> **Objective**:
Identify each line below that contains the word "style", and copy it out.

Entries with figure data
** BEGIN **

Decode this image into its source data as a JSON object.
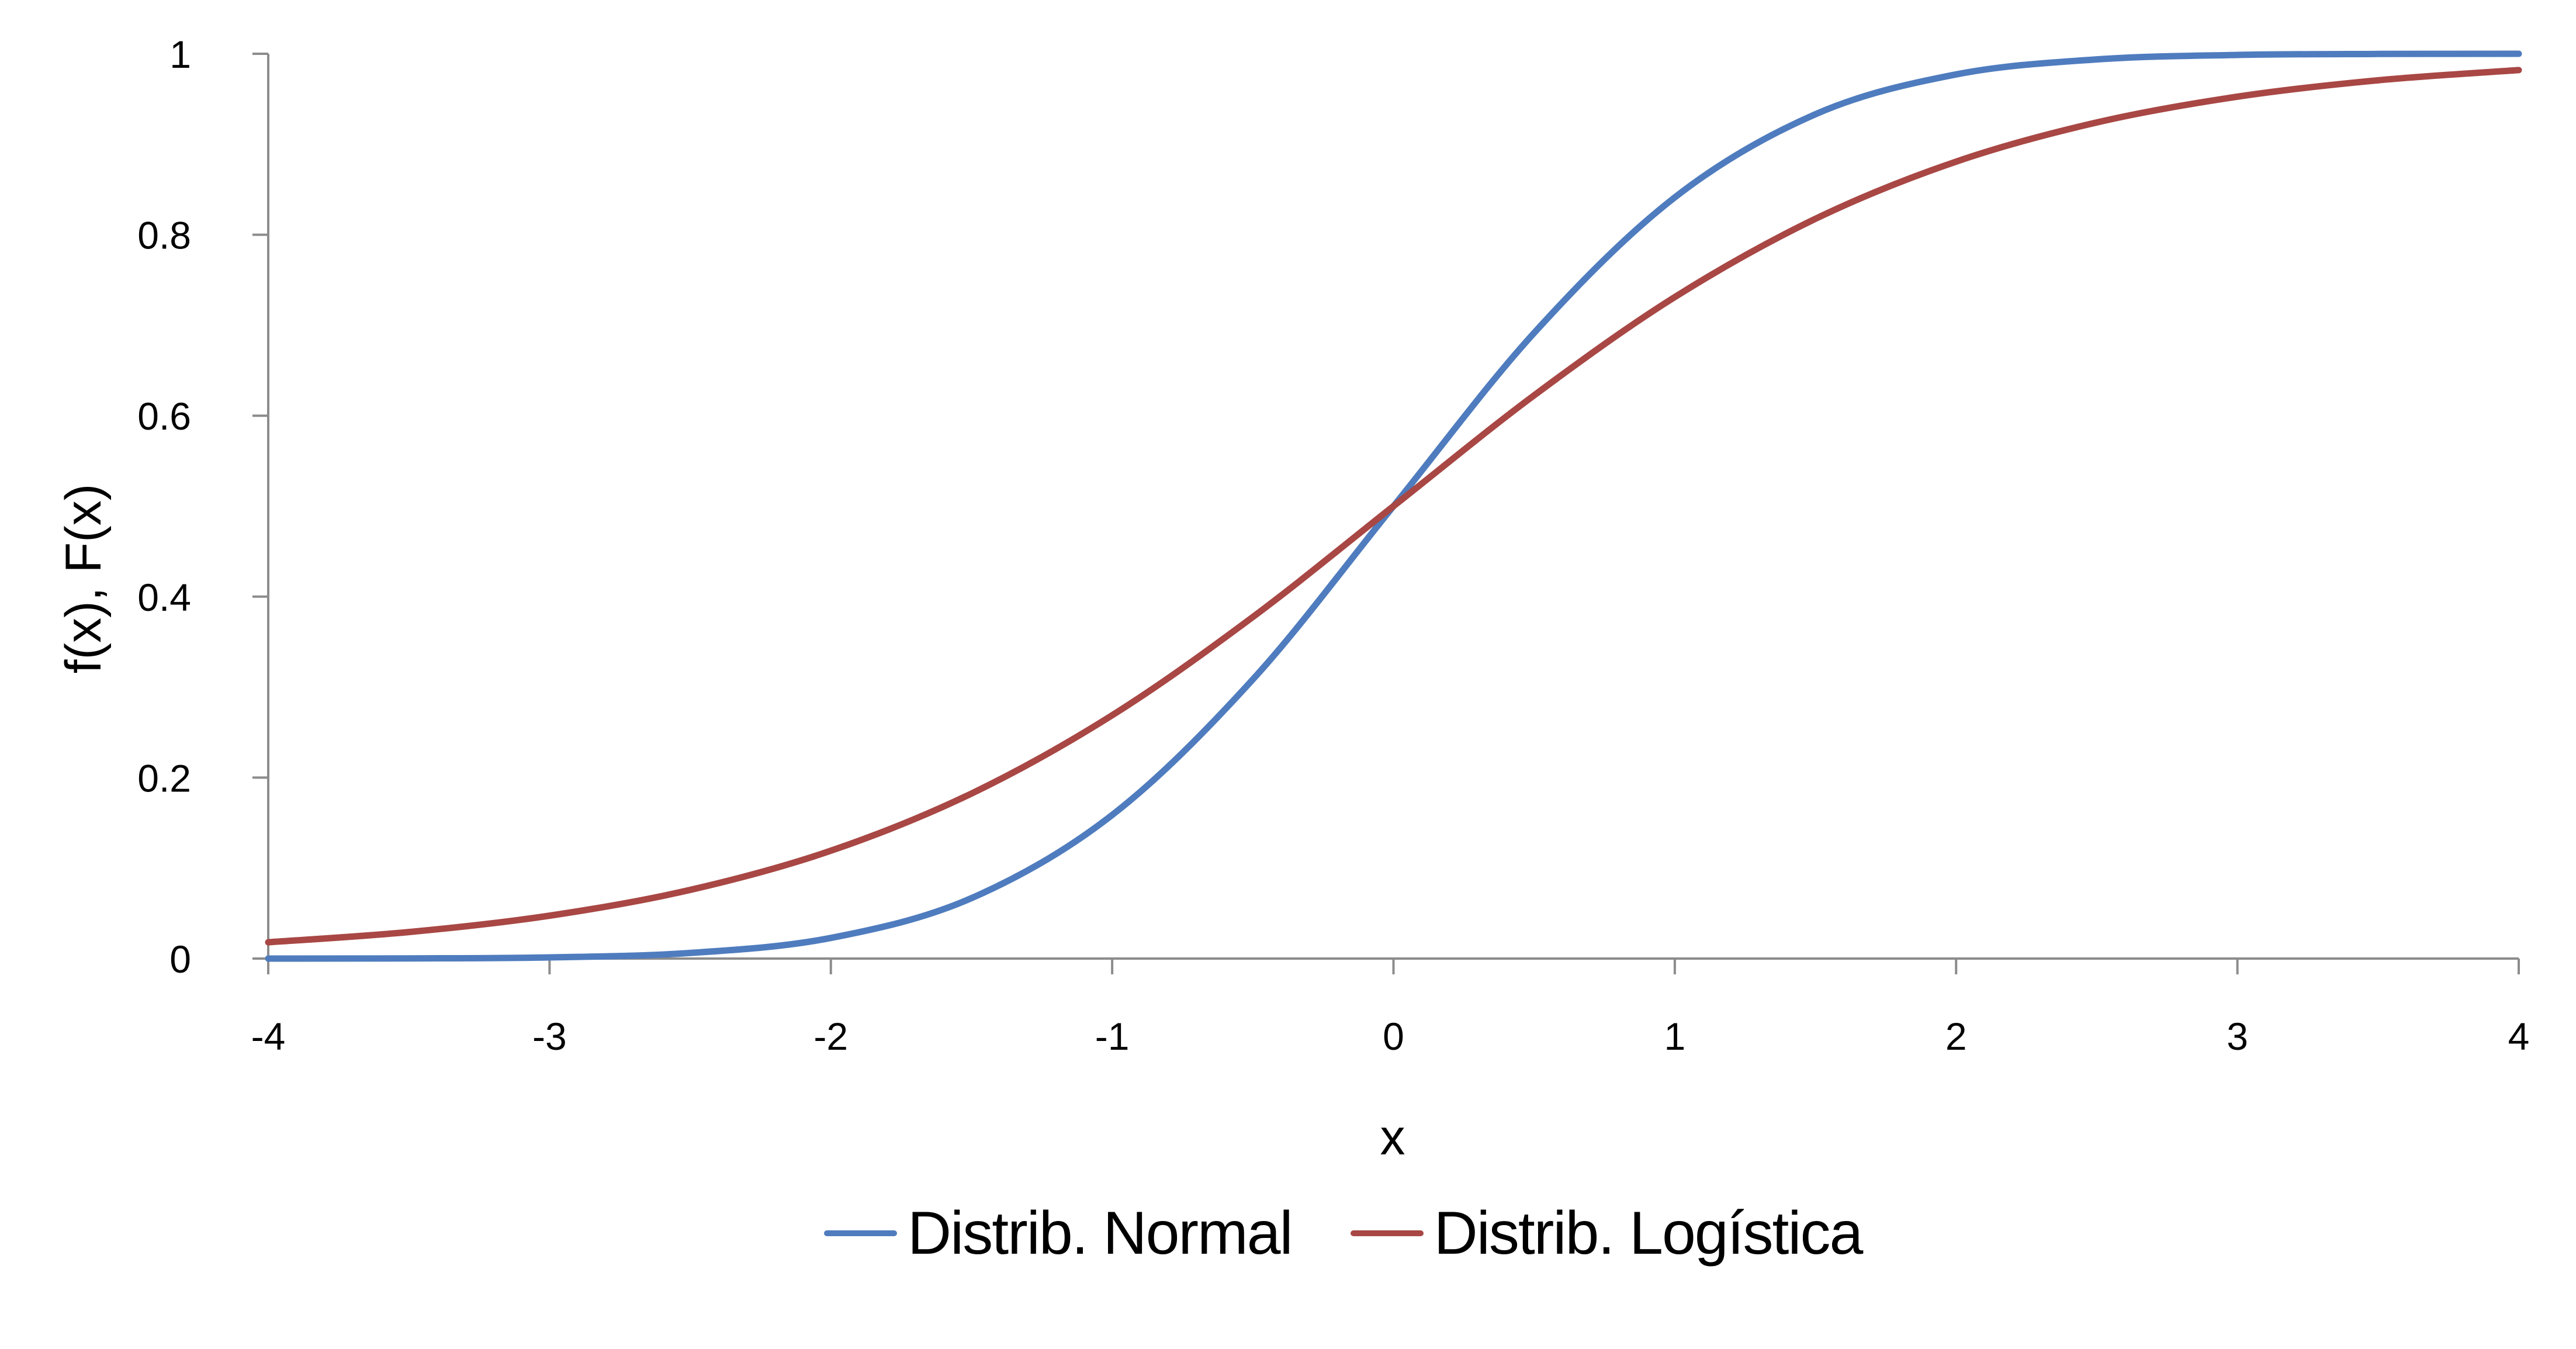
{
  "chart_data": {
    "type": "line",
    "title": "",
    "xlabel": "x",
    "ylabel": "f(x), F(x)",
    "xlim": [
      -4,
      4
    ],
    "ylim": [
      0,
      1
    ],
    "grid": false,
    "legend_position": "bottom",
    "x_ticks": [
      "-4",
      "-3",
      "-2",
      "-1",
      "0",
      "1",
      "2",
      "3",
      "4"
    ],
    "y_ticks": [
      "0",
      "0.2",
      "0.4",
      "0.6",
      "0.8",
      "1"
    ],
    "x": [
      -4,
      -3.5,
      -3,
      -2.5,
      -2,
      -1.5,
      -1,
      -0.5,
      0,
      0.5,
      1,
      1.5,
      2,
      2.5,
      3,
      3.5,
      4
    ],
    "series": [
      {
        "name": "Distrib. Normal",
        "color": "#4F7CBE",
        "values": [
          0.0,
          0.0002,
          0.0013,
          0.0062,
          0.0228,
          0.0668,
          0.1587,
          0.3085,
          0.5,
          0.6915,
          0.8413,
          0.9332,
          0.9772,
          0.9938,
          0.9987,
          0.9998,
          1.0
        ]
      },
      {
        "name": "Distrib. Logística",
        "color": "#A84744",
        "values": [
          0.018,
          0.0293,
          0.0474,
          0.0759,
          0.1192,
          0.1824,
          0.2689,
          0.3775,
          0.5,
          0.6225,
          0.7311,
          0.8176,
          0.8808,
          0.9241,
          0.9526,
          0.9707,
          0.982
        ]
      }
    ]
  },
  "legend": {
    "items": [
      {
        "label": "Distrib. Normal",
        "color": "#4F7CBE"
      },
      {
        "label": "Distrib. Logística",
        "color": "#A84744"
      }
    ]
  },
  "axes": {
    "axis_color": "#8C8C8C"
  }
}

** END **
** BEGIN **

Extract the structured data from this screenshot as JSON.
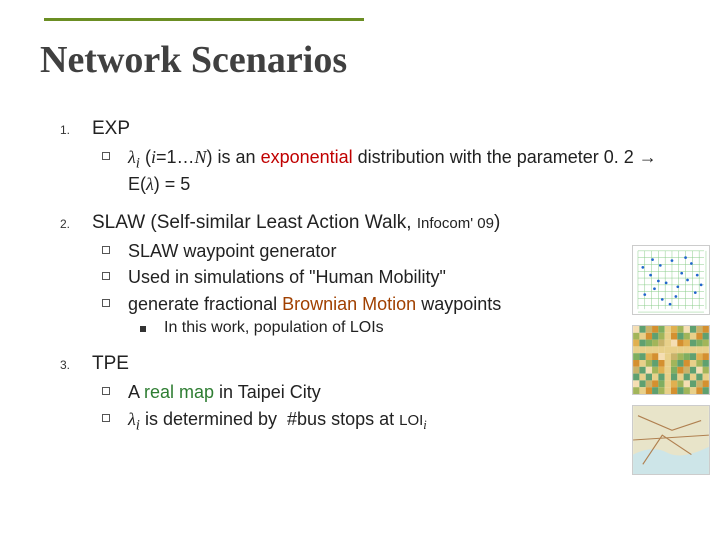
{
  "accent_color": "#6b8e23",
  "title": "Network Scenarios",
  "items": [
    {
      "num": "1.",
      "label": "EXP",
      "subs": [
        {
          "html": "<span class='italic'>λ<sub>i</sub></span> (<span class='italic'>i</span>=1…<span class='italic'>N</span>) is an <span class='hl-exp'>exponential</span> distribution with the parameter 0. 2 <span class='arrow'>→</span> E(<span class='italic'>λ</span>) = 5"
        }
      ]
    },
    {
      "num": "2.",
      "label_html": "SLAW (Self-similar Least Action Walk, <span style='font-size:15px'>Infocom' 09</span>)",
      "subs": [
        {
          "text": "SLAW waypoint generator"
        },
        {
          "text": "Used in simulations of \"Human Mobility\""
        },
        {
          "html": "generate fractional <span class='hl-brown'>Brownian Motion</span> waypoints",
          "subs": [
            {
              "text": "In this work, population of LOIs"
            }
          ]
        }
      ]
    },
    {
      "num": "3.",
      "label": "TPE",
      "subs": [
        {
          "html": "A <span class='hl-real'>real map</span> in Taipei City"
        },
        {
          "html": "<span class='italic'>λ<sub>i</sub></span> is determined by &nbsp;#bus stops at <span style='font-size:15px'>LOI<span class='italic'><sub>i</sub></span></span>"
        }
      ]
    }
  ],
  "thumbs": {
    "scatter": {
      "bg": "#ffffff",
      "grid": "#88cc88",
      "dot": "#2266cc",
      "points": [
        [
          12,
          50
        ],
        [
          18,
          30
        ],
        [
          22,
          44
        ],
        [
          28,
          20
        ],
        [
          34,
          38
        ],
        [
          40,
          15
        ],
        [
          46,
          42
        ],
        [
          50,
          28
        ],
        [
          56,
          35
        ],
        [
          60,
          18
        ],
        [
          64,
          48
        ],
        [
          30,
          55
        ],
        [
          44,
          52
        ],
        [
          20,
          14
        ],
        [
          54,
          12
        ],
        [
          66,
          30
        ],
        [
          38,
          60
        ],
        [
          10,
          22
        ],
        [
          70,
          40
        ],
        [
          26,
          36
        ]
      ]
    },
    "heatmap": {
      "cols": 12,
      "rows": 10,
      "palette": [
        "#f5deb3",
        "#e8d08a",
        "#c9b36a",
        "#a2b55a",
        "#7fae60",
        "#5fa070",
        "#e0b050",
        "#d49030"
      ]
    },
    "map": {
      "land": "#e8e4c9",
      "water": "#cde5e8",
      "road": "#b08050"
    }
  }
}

** END **
** BEGIN **

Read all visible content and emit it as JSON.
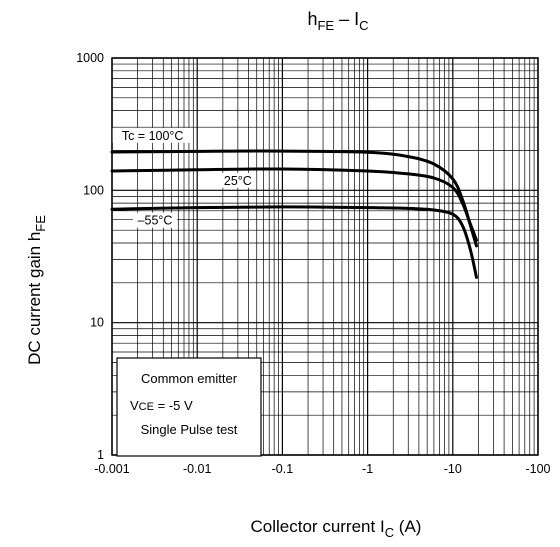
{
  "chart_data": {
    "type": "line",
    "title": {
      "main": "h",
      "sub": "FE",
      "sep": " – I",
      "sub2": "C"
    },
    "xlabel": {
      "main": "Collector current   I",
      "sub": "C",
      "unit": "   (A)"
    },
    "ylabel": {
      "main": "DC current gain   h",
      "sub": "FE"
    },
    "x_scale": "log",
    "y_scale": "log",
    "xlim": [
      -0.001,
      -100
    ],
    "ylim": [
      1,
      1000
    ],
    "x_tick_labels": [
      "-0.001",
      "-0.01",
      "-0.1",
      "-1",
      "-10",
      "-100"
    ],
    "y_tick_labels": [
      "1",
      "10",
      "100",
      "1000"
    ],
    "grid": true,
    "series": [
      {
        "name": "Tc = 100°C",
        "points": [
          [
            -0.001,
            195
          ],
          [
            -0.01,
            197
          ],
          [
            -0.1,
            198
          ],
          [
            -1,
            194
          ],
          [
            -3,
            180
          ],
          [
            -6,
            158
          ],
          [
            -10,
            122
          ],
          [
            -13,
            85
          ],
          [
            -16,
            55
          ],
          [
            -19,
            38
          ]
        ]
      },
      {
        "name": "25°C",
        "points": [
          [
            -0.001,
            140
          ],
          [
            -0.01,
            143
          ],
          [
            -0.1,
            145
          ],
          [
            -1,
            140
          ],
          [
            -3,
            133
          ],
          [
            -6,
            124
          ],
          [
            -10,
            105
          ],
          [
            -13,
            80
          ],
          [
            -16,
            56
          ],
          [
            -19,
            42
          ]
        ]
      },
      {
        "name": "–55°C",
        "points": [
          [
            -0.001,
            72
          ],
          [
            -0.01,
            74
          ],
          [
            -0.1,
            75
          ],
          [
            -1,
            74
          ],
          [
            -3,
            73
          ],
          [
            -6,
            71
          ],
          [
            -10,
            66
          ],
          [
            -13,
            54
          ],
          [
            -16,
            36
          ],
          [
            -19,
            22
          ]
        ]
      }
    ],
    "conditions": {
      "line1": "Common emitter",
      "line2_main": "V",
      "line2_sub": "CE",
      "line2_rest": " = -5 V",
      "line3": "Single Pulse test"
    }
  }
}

** END **

> **Task response**:
      "label_html": "SLAW (Self-similar Least Action Walk, <span style='font-size:15px'>Infocom' 09</span>)",
          "html": "<span class='italic'>λ<sub>i</sub></span> is determined by &nbsp;#bus stops at <span style='font-size:15px'>LOI<span class='italic'><sub>i</sub></span></span>"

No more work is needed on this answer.